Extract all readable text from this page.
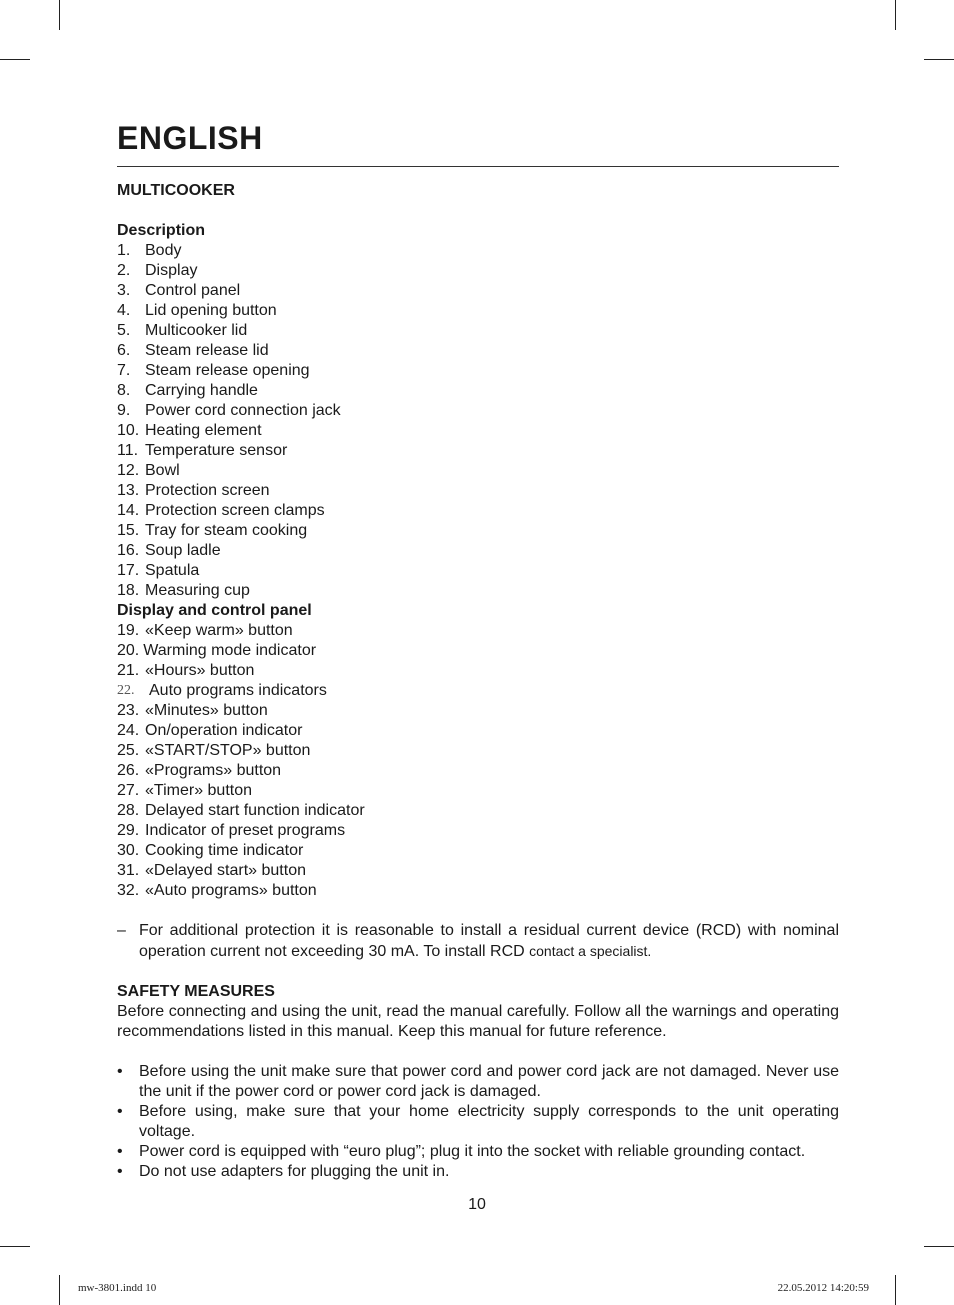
ENGLISH
MULTICOOKER
Description
1. Body
2. Display
3. Control panel
4. Lid opening button
5. Multicooker lid
6. Steam release lid
7. Steam release opening
8. Carrying handle
9. Power cord connection jack
10. Heating element
11. Temperature sensor
12. Bowl
13. Protection screen
14. Protection screen clamps
15. Tray for steam cooking
16. Soup ladle
17. Spatula
18. Measuring cup
Display and control panel
19. «Keep warm» button
20. Warming mode indicator
21. «Hours» button
22. Auto programs indicators
23. «Minutes» button
24. On/operation indicator
25. «START/STOP» button
26. «Programs» button
27. «Timer» button
28. Delayed start function indicator
29. Indicator of preset programs
30. Cooking time indicator
31. «Delayed start» button
32. «Auto programs» button
– For additional protection it is reasonable to install a residual current device (RCD) with nominal operation current not exceeding 30 mA. To install RCD contact a specialist.
SAFETY MEASURES
Before connecting and using the unit, read the manual carefully. Follow all the warnings and operating recommendations listed in this manual. Keep this manual for future reference.
• Before using the unit make sure that power cord and power cord jack are not damaged. Never use the unit if the power cord or power cord jack is damaged.
• Before using, make sure that your home electricity supply corresponds to the unit operating voltage.
• Power cord is equipped with “euro plug”; plug it into the socket with reliable grounding contact.
• Do not use adapters for plugging the unit in.
10
mw-3801.indd 10	22.05.2012 14:20:59
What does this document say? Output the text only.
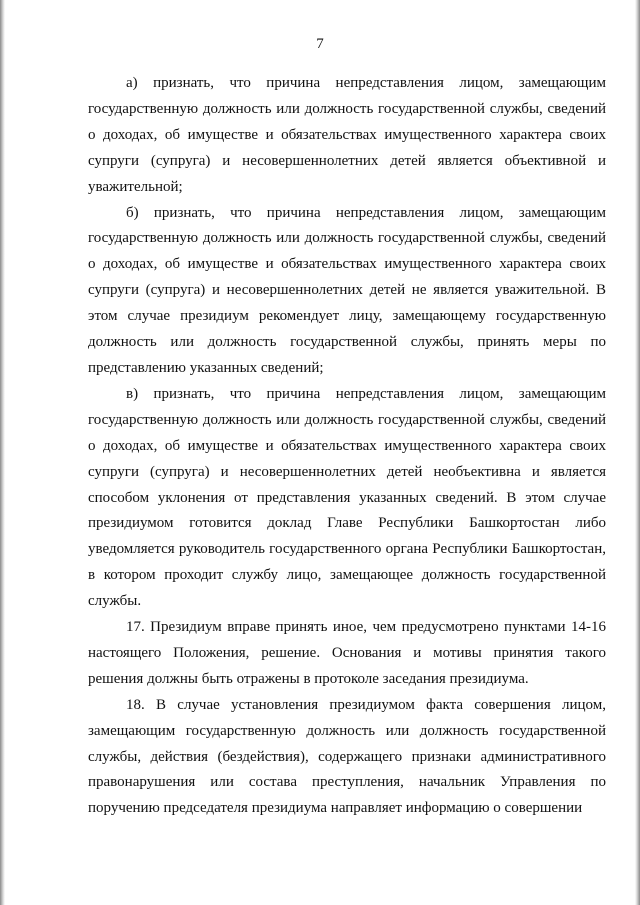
7

а) признать, что причина непредставления лицом, замещающим государственную должность или должность государственной службы, сведений о доходах, об имуществе и обязательствах имущественного характера своих супруги (супруга) и несовершеннолетних детей является объективной и уважительной;

б) признать, что причина непредставления лицом, замещающим государственную должность или должность государственной службы, сведений о доходах, об имуществе и обязательствах имущественного характера своих супруги (супруга) и несовершеннолетних детей не является уважительной. В этом случае президиум рекомендует лицу, замещающему государственную должность или должность государственной службы, принять меры по представлению указанных сведений;

в) признать, что причина непредставления лицом, замещающим государственную должность или должность государственной службы, сведений о доходах, об имуществе и обязательствах имущественного характера своих супруги (супруга) и несовершеннолетних детей необъективна и является способом уклонения от представления указанных сведений. В этом случае президиумом готовится доклад Главе Республики Башкортостан либо уведомляется руководитель государственного органа Республики Башкортостан, в котором проходит службу лицо, замещающее должность государственной службы.

17. Президиум вправе принять иное, чем предусмотрено пунктами 14-16 настоящего Положения, решение. Основания и мотивы принятия такого решения должны быть отражены в протоколе заседания президиума.

18. В случае установления президиумом факта совершения лицом, замещающим государственную должность или должность государственной службы, действия (бездействия), содержащего признаки административного правонарушения или состава преступления, начальник Управления по поручению председателя президиума направляет информацию о совершении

## WORK TO DO
Quote the full listing above word for word; exclude every picture from the copy.

## COMPLETED EXERCISE
Extract all readable text from this page.
ENGLISH
MULTICOOKER
Description
1. Body
2. Display
3. Control panel
4. Lid opening button
5. Multicooker lid
6. Steam release lid
7. Steam release opening
8. Carrying handle
9. Power cord connection jack
10. Heating element
11. Temperature sensor
12. Bowl
13. Protection screen
14. Protection screen clamps
15. Tray for steam cooking
16. Soup ladle
17. Spatula
18. Measuring cup
Display and control panel
19. «Keep warm» button
20. Warming mode indicator
21. «Hours» button
22. Auto programs indicators
23. «Minutes» button
24. On/operation indicator
25. «START/STOP» button
26. «Programs» button
27. «Timer» button
28. Delayed start function indicator
29. Indicator of preset programs
30. Cooking time indicator
31. «Delayed start» button
32. «Auto programs» button
– For additional protection it is reasonable to install a residual current device (RCD) with nominal operation current not exceeding 30 mA. To install RCD contact a specialist.
SAFETY MEASURES
Before connecting and using the unit, read the manual carefully. Follow all the warnings and operating recommendations listed in this manual. Keep this manual for future reference.
• Before using the unit make sure that power cord and power cord jack are not damaged. Never use the unit if the power cord or power cord jack is damaged.
• Before using, make sure that your home electricity supply corresponds to the unit operating voltage.
• Power cord is equipped with “euro plug”; plug it into the socket with reliable grounding contact.
• Do not use adapters for plugging the unit in.
10
mw-3801.indd 10	22.05.2012 14:20:59
What does this document say? Output the text only.
7

а) признать, что причина непредставления лицом, замещающим государственную должность или должность государственной службы, сведений о доходах, об имуществе и обязательствах имущественного характера своих супруги (супруга) и несовершеннолетних детей является объективной и уважительной;

б) признать, что причина непредставления лицом, замещающим государственную должность или должность государственной службы, сведений о доходах, об имуществе и обязательствах имущественного характера своих супруги (супруга) и несовершеннолетних детей не является уважительной. В этом случае президиум рекомендует лицу, замещающему государственную должность или должность государственной службы, принять меры по представлению указанных сведений;

в) признать, что причина непредставления лицом, замещающим государственную должность или должность государственной службы, сведений о доходах, об имуществе и обязательствах имущественного характера своих супруги (супруга) и несовершеннолетних детей необъективна и является способом уклонения от представления указанных сведений. В этом случае президиумом готовится доклад Главе Республики Башкортостан либо уведомляется руководитель государственного органа Республики Башкортостан, в котором проходит службу лицо, замещающее должность государственной службы.

17. Президиум вправе принять иное, чем предусмотрено пунктами 14-16 настоящего Положения, решение. Основания и мотивы принятия такого решения должны быть отражены в протоколе заседания президиума.

18. В случае установления президиумом факта совершения лицом, замещающим государственную должность или должность государственной службы, действия (бездействия), содержащего признаки административного правонарушения или состава преступления, начальник Управления по поручению председателя президиума направляет информацию о совершении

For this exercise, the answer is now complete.